### SOURCE RECORDS
%%
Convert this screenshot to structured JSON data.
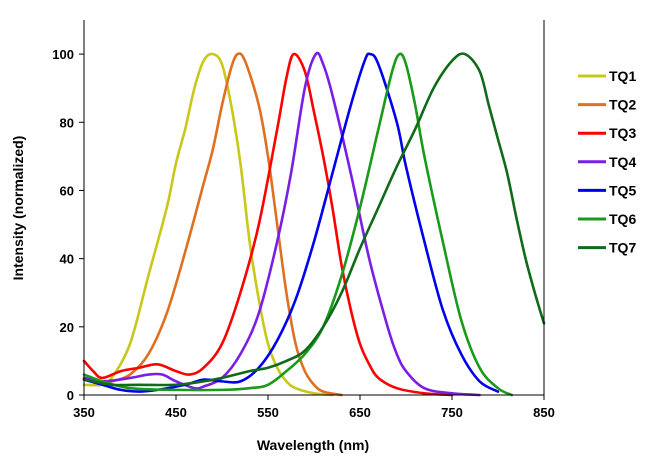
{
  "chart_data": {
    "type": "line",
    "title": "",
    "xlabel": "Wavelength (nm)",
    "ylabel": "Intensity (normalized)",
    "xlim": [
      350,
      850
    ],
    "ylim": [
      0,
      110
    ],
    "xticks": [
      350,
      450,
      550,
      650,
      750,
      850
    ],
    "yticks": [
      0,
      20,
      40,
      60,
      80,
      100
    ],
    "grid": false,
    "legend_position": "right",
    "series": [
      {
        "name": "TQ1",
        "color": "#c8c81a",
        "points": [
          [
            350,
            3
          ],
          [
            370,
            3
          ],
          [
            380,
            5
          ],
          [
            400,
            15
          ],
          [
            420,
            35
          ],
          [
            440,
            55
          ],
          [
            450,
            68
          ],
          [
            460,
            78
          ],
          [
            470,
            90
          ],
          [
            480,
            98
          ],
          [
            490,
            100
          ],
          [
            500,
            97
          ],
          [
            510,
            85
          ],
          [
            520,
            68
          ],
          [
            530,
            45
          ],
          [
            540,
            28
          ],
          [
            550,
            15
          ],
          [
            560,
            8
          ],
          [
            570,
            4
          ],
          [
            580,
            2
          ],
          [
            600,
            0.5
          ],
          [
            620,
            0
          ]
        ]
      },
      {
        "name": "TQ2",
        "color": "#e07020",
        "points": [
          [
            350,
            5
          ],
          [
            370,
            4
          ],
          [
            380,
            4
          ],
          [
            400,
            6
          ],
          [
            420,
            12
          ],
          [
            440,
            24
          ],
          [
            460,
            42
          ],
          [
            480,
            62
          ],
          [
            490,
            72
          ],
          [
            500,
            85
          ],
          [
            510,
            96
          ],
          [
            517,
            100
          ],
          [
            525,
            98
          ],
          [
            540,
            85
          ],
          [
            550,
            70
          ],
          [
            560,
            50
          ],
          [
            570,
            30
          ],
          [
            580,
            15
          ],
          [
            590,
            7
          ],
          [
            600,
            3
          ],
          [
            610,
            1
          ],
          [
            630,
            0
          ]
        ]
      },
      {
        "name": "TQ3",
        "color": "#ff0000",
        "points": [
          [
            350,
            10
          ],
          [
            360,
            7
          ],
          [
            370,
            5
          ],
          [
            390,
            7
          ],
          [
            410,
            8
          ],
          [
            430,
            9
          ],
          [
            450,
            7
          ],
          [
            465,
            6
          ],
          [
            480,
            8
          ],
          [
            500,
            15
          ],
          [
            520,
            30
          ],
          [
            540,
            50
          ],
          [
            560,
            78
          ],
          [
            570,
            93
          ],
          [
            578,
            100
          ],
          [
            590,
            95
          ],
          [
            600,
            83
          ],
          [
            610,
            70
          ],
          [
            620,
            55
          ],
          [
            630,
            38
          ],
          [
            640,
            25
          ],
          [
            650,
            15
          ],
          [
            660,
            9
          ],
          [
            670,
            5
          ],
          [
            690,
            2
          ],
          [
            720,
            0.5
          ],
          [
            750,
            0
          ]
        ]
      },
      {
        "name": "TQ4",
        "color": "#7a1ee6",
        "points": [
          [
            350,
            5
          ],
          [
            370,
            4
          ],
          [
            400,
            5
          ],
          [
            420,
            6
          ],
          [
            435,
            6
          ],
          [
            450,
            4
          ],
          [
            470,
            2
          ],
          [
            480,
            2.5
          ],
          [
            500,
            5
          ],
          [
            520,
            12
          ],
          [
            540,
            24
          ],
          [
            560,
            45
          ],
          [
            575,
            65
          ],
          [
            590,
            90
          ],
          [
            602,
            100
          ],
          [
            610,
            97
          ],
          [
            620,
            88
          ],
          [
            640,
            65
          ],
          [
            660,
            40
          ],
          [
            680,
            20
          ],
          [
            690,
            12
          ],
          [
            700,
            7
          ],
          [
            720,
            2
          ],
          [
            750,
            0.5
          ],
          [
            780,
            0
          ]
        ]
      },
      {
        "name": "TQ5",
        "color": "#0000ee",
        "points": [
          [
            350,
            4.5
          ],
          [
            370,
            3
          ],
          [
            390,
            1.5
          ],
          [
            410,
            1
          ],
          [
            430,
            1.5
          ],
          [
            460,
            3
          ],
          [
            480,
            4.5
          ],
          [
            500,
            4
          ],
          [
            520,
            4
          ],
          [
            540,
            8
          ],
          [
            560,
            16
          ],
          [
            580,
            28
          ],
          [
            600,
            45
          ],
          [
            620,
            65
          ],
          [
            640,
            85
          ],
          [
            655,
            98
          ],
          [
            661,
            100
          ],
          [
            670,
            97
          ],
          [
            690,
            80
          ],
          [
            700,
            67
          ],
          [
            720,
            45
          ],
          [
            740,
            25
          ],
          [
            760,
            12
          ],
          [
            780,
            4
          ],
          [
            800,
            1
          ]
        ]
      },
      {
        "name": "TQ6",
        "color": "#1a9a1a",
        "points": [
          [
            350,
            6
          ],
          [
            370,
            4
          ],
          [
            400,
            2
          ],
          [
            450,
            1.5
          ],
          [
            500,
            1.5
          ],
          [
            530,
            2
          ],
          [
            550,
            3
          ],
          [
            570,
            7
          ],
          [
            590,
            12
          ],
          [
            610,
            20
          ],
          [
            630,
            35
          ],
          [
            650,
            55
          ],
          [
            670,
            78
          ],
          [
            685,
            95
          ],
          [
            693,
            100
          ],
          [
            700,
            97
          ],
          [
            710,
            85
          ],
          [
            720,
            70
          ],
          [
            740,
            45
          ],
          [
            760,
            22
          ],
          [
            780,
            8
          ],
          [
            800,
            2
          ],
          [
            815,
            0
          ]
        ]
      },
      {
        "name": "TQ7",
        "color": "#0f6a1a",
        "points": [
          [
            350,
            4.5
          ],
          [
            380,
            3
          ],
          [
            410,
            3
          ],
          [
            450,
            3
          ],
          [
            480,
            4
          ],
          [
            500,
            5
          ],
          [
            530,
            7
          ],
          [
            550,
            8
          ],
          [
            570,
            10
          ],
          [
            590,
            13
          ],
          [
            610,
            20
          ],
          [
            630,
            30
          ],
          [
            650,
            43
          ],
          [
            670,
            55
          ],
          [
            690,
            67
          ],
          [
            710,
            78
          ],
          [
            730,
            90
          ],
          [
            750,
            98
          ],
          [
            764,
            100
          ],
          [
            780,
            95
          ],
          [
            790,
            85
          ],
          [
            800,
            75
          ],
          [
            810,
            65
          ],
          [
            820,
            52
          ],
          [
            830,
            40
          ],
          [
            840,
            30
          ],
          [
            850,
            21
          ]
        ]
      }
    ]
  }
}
%%
### PROBLEM TO SOLVE
Reproduce each line word for word and drop the pictures.

### RESULT OF THE TASK
Convert this screenshot to structured JSON data.
{
  "chart_data": {
    "type": "line",
    "title": "",
    "xlabel": "Wavelength (nm)",
    "ylabel": "Intensity (normalized)",
    "xlim": [
      350,
      850
    ],
    "ylim": [
      0,
      110
    ],
    "xticks": [
      350,
      450,
      550,
      650,
      750,
      850
    ],
    "yticks": [
      0,
      20,
      40,
      60,
      80,
      100
    ],
    "grid": false,
    "legend_position": "right",
    "series": [
      {
        "name": "TQ1",
        "color": "#c8c81a",
        "points": [
          [
            350,
            3
          ],
          [
            370,
            3
          ],
          [
            380,
            5
          ],
          [
            400,
            15
          ],
          [
            420,
            35
          ],
          [
            440,
            55
          ],
          [
            450,
            68
          ],
          [
            460,
            78
          ],
          [
            470,
            90
          ],
          [
            480,
            98
          ],
          [
            490,
            100
          ],
          [
            500,
            97
          ],
          [
            510,
            85
          ],
          [
            520,
            68
          ],
          [
            530,
            45
          ],
          [
            540,
            28
          ],
          [
            550,
            15
          ],
          [
            560,
            8
          ],
          [
            570,
            4
          ],
          [
            580,
            2
          ],
          [
            600,
            0.5
          ],
          [
            620,
            0
          ]
        ]
      },
      {
        "name": "TQ2",
        "color": "#e07020",
        "points": [
          [
            350,
            5
          ],
          [
            370,
            4
          ],
          [
            380,
            4
          ],
          [
            400,
            6
          ],
          [
            420,
            12
          ],
          [
            440,
            24
          ],
          [
            460,
            42
          ],
          [
            480,
            62
          ],
          [
            490,
            72
          ],
          [
            500,
            85
          ],
          [
            510,
            96
          ],
          [
            517,
            100
          ],
          [
            525,
            98
          ],
          [
            540,
            85
          ],
          [
            550,
            70
          ],
          [
            560,
            50
          ],
          [
            570,
            30
          ],
          [
            580,
            15
          ],
          [
            590,
            7
          ],
          [
            600,
            3
          ],
          [
            610,
            1
          ],
          [
            630,
            0
          ]
        ]
      },
      {
        "name": "TQ3",
        "color": "#ff0000",
        "points": [
          [
            350,
            10
          ],
          [
            360,
            7
          ],
          [
            370,
            5
          ],
          [
            390,
            7
          ],
          [
            410,
            8
          ],
          [
            430,
            9
          ],
          [
            450,
            7
          ],
          [
            465,
            6
          ],
          [
            480,
            8
          ],
          [
            500,
            15
          ],
          [
            520,
            30
          ],
          [
            540,
            50
          ],
          [
            560,
            78
          ],
          [
            570,
            93
          ],
          [
            578,
            100
          ],
          [
            590,
            95
          ],
          [
            600,
            83
          ],
          [
            610,
            70
          ],
          [
            620,
            55
          ],
          [
            630,
            38
          ],
          [
            640,
            25
          ],
          [
            650,
            15
          ],
          [
            660,
            9
          ],
          [
            670,
            5
          ],
          [
            690,
            2
          ],
          [
            720,
            0.5
          ],
          [
            750,
            0
          ]
        ]
      },
      {
        "name": "TQ4",
        "color": "#7a1ee6",
        "points": [
          [
            350,
            5
          ],
          [
            370,
            4
          ],
          [
            400,
            5
          ],
          [
            420,
            6
          ],
          [
            435,
            6
          ],
          [
            450,
            4
          ],
          [
            470,
            2
          ],
          [
            480,
            2.5
          ],
          [
            500,
            5
          ],
          [
            520,
            12
          ],
          [
            540,
            24
          ],
          [
            560,
            45
          ],
          [
            575,
            65
          ],
          [
            590,
            90
          ],
          [
            602,
            100
          ],
          [
            610,
            97
          ],
          [
            620,
            88
          ],
          [
            640,
            65
          ],
          [
            660,
            40
          ],
          [
            680,
            20
          ],
          [
            690,
            12
          ],
          [
            700,
            7
          ],
          [
            720,
            2
          ],
          [
            750,
            0.5
          ],
          [
            780,
            0
          ]
        ]
      },
      {
        "name": "TQ5",
        "color": "#0000ee",
        "points": [
          [
            350,
            4.5
          ],
          [
            370,
            3
          ],
          [
            390,
            1.5
          ],
          [
            410,
            1
          ],
          [
            430,
            1.5
          ],
          [
            460,
            3
          ],
          [
            480,
            4.5
          ],
          [
            500,
            4
          ],
          [
            520,
            4
          ],
          [
            540,
            8
          ],
          [
            560,
            16
          ],
          [
            580,
            28
          ],
          [
            600,
            45
          ],
          [
            620,
            65
          ],
          [
            640,
            85
          ],
          [
            655,
            98
          ],
          [
            661,
            100
          ],
          [
            670,
            97
          ],
          [
            690,
            80
          ],
          [
            700,
            67
          ],
          [
            720,
            45
          ],
          [
            740,
            25
          ],
          [
            760,
            12
          ],
          [
            780,
            4
          ],
          [
            800,
            1
          ]
        ]
      },
      {
        "name": "TQ6",
        "color": "#1a9a1a",
        "points": [
          [
            350,
            6
          ],
          [
            370,
            4
          ],
          [
            400,
            2
          ],
          [
            450,
            1.5
          ],
          [
            500,
            1.5
          ],
          [
            530,
            2
          ],
          [
            550,
            3
          ],
          [
            570,
            7
          ],
          [
            590,
            12
          ],
          [
            610,
            20
          ],
          [
            630,
            35
          ],
          [
            650,
            55
          ],
          [
            670,
            78
          ],
          [
            685,
            95
          ],
          [
            693,
            100
          ],
          [
            700,
            97
          ],
          [
            710,
            85
          ],
          [
            720,
            70
          ],
          [
            740,
            45
          ],
          [
            760,
            22
          ],
          [
            780,
            8
          ],
          [
            800,
            2
          ],
          [
            815,
            0
          ]
        ]
      },
      {
        "name": "TQ7",
        "color": "#0f6a1a",
        "points": [
          [
            350,
            4.5
          ],
          [
            380,
            3
          ],
          [
            410,
            3
          ],
          [
            450,
            3
          ],
          [
            480,
            4
          ],
          [
            500,
            5
          ],
          [
            530,
            7
          ],
          [
            550,
            8
          ],
          [
            570,
            10
          ],
          [
            590,
            13
          ],
          [
            610,
            20
          ],
          [
            630,
            30
          ],
          [
            650,
            43
          ],
          [
            670,
            55
          ],
          [
            690,
            67
          ],
          [
            710,
            78
          ],
          [
            730,
            90
          ],
          [
            750,
            98
          ],
          [
            764,
            100
          ],
          [
            780,
            95
          ],
          [
            790,
            85
          ],
          [
            800,
            75
          ],
          [
            810,
            65
          ],
          [
            820,
            52
          ],
          [
            830,
            40
          ],
          [
            840,
            30
          ],
          [
            850,
            21
          ]
        ]
      }
    ]
  }
}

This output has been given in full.